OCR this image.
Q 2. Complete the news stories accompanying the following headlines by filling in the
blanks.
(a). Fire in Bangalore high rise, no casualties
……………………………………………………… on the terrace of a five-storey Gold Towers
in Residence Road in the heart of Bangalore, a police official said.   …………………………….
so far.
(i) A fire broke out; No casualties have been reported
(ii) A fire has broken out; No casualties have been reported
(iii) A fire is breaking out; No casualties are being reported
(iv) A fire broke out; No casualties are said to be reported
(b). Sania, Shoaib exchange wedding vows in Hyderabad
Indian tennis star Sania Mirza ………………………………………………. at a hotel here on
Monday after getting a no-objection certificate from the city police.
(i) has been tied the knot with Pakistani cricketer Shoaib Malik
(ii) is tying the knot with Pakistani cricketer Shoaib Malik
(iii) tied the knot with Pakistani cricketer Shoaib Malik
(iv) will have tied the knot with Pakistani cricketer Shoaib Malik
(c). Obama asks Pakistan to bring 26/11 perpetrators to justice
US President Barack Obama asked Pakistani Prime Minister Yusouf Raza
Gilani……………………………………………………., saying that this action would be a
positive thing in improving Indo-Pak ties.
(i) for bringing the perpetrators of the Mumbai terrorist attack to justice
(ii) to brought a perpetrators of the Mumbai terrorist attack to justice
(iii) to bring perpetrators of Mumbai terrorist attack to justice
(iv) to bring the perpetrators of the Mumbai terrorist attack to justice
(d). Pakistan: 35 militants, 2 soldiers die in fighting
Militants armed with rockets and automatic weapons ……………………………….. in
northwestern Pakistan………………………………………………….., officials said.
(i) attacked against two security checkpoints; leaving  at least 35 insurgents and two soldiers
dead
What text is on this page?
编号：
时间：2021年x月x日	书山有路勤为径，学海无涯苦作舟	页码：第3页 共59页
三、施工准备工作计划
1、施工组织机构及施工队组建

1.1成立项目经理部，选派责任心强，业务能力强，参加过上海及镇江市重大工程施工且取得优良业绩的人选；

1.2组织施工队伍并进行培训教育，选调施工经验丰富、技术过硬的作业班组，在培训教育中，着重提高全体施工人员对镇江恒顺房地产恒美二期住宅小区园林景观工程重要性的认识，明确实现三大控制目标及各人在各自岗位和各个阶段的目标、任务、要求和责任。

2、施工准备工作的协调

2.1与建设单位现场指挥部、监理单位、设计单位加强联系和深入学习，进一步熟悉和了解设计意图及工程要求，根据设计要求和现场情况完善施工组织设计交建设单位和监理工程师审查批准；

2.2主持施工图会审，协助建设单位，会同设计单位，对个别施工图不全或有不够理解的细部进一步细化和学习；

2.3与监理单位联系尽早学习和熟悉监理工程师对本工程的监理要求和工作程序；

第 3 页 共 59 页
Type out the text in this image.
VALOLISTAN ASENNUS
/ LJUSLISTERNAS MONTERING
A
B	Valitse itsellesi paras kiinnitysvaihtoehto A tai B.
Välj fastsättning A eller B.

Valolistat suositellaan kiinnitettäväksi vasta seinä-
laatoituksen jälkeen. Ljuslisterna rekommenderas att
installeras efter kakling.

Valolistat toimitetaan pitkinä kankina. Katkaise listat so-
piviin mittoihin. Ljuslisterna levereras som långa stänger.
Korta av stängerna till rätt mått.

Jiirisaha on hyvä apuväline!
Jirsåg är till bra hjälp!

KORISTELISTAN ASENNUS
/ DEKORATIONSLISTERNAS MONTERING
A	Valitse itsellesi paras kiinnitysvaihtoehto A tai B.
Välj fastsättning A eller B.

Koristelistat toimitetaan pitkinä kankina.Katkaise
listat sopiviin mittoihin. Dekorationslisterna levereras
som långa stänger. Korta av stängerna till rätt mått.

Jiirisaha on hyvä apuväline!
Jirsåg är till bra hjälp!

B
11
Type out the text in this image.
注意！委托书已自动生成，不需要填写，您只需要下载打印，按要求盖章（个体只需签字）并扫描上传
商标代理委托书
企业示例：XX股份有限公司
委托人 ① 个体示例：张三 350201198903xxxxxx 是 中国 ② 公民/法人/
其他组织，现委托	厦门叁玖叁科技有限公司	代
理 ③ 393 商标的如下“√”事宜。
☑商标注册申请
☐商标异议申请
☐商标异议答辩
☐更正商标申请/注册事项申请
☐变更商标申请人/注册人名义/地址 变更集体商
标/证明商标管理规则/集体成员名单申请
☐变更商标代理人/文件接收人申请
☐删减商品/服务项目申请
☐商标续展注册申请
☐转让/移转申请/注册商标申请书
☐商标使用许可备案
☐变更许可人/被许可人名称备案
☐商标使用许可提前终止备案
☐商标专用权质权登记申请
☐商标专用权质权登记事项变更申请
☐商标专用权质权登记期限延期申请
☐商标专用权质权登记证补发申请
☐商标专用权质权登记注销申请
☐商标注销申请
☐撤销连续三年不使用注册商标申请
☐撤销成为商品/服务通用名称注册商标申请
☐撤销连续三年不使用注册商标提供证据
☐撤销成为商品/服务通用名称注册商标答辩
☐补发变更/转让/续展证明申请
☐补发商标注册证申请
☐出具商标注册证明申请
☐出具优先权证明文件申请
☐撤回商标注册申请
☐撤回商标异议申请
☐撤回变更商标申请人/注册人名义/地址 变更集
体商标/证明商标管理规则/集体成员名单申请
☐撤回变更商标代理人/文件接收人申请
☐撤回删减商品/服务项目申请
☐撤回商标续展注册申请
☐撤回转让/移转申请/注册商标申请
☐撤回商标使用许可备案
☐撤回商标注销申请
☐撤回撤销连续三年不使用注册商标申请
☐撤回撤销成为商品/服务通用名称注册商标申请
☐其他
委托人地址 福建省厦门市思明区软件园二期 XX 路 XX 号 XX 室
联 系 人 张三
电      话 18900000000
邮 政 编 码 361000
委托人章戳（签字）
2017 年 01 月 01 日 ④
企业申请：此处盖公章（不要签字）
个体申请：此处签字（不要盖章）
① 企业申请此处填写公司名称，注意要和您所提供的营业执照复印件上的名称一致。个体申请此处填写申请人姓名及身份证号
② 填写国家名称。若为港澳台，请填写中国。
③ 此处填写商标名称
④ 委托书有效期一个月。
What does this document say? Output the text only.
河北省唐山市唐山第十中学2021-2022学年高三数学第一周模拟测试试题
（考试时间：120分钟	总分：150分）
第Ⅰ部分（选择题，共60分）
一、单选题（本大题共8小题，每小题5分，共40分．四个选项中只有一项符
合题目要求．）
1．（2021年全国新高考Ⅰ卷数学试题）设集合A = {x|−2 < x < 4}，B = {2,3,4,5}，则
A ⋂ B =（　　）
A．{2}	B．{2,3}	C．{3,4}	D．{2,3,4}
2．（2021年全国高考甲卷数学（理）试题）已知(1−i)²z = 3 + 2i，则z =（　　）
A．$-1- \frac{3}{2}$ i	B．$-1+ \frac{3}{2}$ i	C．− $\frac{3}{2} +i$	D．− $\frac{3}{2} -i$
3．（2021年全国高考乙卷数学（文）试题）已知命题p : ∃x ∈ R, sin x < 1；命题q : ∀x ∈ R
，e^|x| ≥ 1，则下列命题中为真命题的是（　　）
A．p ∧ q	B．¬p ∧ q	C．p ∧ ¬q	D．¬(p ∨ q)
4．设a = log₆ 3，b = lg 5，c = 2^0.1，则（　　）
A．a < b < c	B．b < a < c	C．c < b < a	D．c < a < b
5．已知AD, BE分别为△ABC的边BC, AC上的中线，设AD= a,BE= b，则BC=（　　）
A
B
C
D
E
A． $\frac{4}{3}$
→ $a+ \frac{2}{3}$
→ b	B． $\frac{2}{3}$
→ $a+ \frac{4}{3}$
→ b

------

Given instruction »
Print the whole listing exactly as it is.

Answer in full »
OCR this image.
Q 2. Complete the news stories accompanying the following headlines by filling in the
blanks.
(a). Fire in Bangalore high rise, no casualties
……………………………………………………… on the terrace of a five-storey Gold Towers
in Residence Road in the heart of Bangalore, a police official said.   …………………………….
so far.
(i) A fire broke out; No casualties have been reported
(ii) A fire has broken out; No casualties have been reported
(iii) A fire is breaking out; No casualties are being reported
(iv) A fire broke out; No casualties are said to be reported
(b). Sania, Shoaib exchange wedding vows in Hyderabad
Indian tennis star Sania Mirza ………………………………………………. at a hotel here on
Monday after getting a no-objection certificate from the city police.
(i) has been tied the knot with Pakistani cricketer Shoaib Malik
(ii) is tying the knot with Pakistani cricketer Shoaib Malik
(iii) tied the knot with Pakistani cricketer Shoaib Malik
(iv) will have tied the knot with Pakistani cricketer Shoaib Malik
(c). Obama asks Pakistan to bring 26/11 perpetrators to justice
US President Barack Obama asked Pakistani Prime Minister Yusouf Raza
Gilani……………………………………………………., saying that this action would be a
positive thing in improving Indo-Pak ties.
(i) for bringing the perpetrators of the Mumbai terrorist attack to justice
(ii) to brought a perpetrators of the Mumbai terrorist attack to justice
(iii) to bring perpetrators of Mumbai terrorist attack to justice
(iv) to bring the perpetrators of the Mumbai terrorist attack to justice
(d). Pakistan: 35 militants, 2 soldiers die in fighting
Militants armed with rockets and automatic weapons ……………………………….. in
northwestern Pakistan………………………………………………….., officials said.
(i) attacked against two security checkpoints; leaving  at least 35 insurgents and two soldiers
dead
What text is on this page?
编号：
时间：2021年x月x日	书山有路勤为径，学海无涯苦作舟	页码：第3页 共59页
三、施工准备工作计划
1、施工组织机构及施工队组建

1.1成立项目经理部，选派责任心强，业务能力强，参加过上海及镇江市重大工程施工且取得优良业绩的人选；

1.2组织施工队伍并进行培训教育，选调施工经验丰富、技术过硬的作业班组，在培训教育中，着重提高全体施工人员对镇江恒顺房地产恒美二期住宅小区园林景观工程重要性的认识，明确实现三大控制目标及各人在各自岗位和各个阶段的目标、任务、要求和责任。

2、施工准备工作的协调

2.1与建设单位现场指挥部、监理单位、设计单位加强联系和深入学习，进一步熟悉和了解设计意图及工程要求，根据设计要求和现场情况完善施工组织设计交建设单位和监理工程师审查批准；

2.2主持施工图会审，协助建设单位，会同设计单位，对个别施工图不全或有不够理解的细部进一步细化和学习；

2.3与监理单位联系尽早学习和熟悉监理工程师对本工程的监理要求和工作程序；

第 3 页 共 59 页
Type out the text in this image.
VALOLISTAN ASENNUS
/ LJUSLISTERNAS MONTERING
A
B	Valitse itsellesi paras kiinnitysvaihtoehto A tai B.
Välj fastsättning A eller B.

Valolistat suositellaan kiinnitettäväksi vasta seinä-
laatoituksen jälkeen. Ljuslisterna rekommenderas att
installeras efter kakling.

Valolistat toimitetaan pitkinä kankina. Katkaise listat so-
piviin mittoihin. Ljuslisterna levereras som långa stänger.
Korta av stängerna till rätt mått.

Jiirisaha on hyvä apuväline!
Jirsåg är till bra hjälp!

KORISTELISTAN ASENNUS
/ DEKORATIONSLISTERNAS MONTERING
A	Valitse itsellesi paras kiinnitysvaihtoehto A tai B.
Välj fastsättning A eller B.

Koristelistat toimitetaan pitkinä kankina.Katkaise
listat sopiviin mittoihin. Dekorationslisterna levereras
som långa stänger. Korta av stängerna till rätt mått.

Jiirisaha on hyvä apuväline!
Jirsåg är till bra hjälp!

B
11
Type out the text in this image.
注意！委托书已自动生成，不需要填写，您只需要下载打印，按要求盖章（个体只需签字）并扫描上传
商标代理委托书
企业示例：XX股份有限公司
委托人 ① 个体示例：张三 350201198903xxxxxx 是 中国 ② 公民/法人/
其他组织，现委托	厦门叁玖叁科技有限公司	代
理 ③ 393 商标的如下“√”事宜。
☑商标注册申请
☐商标异议申请
☐商标异议答辩
☐更正商标申请/注册事项申请
☐变更商标申请人/注册人名义/地址 变更集体商
标/证明商标管理规则/集体成员名单申请
☐变更商标代理人/文件接收人申请
☐删减商品/服务项目申请
☐商标续展注册申请
☐转让/移转申请/注册商标申请书
☐商标使用许可备案
☐变更许可人/被许可人名称备案
☐商标使用许可提前终止备案
☐商标专用权质权登记申请
☐商标专用权质权登记事项变更申请
☐商标专用权质权登记期限延期申请
☐商标专用权质权登记证补发申请
☐商标专用权质权登记注销申请
☐商标注销申请
☐撤销连续三年不使用注册商标申请
☐撤销成为商品/服务通用名称注册商标申请
☐撤销连续三年不使用注册商标提供证据
☐撤销成为商品/服务通用名称注册商标答辩
☐补发变更/转让/续展证明申请
☐补发商标注册证申请
☐出具商标注册证明申请
☐出具优先权证明文件申请
☐撤回商标注册申请
☐撤回商标异议申请
☐撤回变更商标申请人/注册人名义/地址 变更集
体商标/证明商标管理规则/集体成员名单申请
☐撤回变更商标代理人/文件接收人申请
☐撤回删减商品/服务项目申请
☐撤回商标续展注册申请
☐撤回转让/移转申请/注册商标申请
☐撤回商标使用许可备案
☐撤回商标注销申请
☐撤回撤销连续三年不使用注册商标申请
☐撤回撤销成为商品/服务通用名称注册商标申请
☐其他
委托人地址 福建省厦门市思明区软件园二期 XX 路 XX 号 XX 室
联 系 人 张三
电      话 18900000000
邮 政 编 码 361000
委托人章戳（签字）
2017 年 01 月 01 日 ④
企业申请：此处盖公章（不要签字）
个体申请：此处签字（不要盖章）
① 企业申请此处填写公司名称，注意要和您所提供的营业执照复印件上的名称一致。个体申请此处填写申请人姓名及身份证号
② 填写国家名称。若为港澳台，请填写中国。
③ 此处填写商标名称
④ 委托书有效期一个月。
What does this document say? Output the text only.
河北省唐山市唐山第十中学2021-2022学年高三数学第一周模拟测试试题
（考试时间：120分钟	总分：150分）
第Ⅰ部分（选择题，共60分）
一、单选题（本大题共8小题，每小题5分，共40分．四个选项中只有一项符
合题目要求．）
1．（2021年全国新高考Ⅰ卷数学试题）设集合A = {x|−2 < x < 4}，B = {2,3,4,5}，则
A ⋂ B =（　　）
A．{2}	B．{2,3}	C．{3,4}	D．{2,3,4}
2．（2021年全国高考甲卷数学（理）试题）已知(1−i)²z = 3 + 2i，则z =（　　）
A．$-1- \frac{3}{2}$ i	B．$-1+ \frac{3}{2}$ i	C．− $\frac{3}{2} +i$	D．− $\frac{3}{2} -i$
3．（2021年全国高考乙卷数学（文）试题）已知命题p : ∃x ∈ R, sin x < 1；命题q : ∀x ∈ R
，e^|x| ≥ 1，则下列命题中为真命题的是（　　）
A．p ∧ q	B．¬p ∧ q	C．p ∧ ¬q	D．¬(p ∨ q)
4．设a = log₆ 3，b = lg 5，c = 2^0.1，则（　　）
A．a < b < c	B．b < a < c	C．c < b < a	D．c < a < b
5．已知AD, BE分别为△ABC的边BC, AC上的中线，设AD= a,BE= b，则BC=（　　）
A
B
C
D
E
A． $\frac{4}{3}$
→ $a+ \frac{2}{3}$
→ b	B． $\frac{2}{3}$
→ $a+ \frac{4}{3}$
→ b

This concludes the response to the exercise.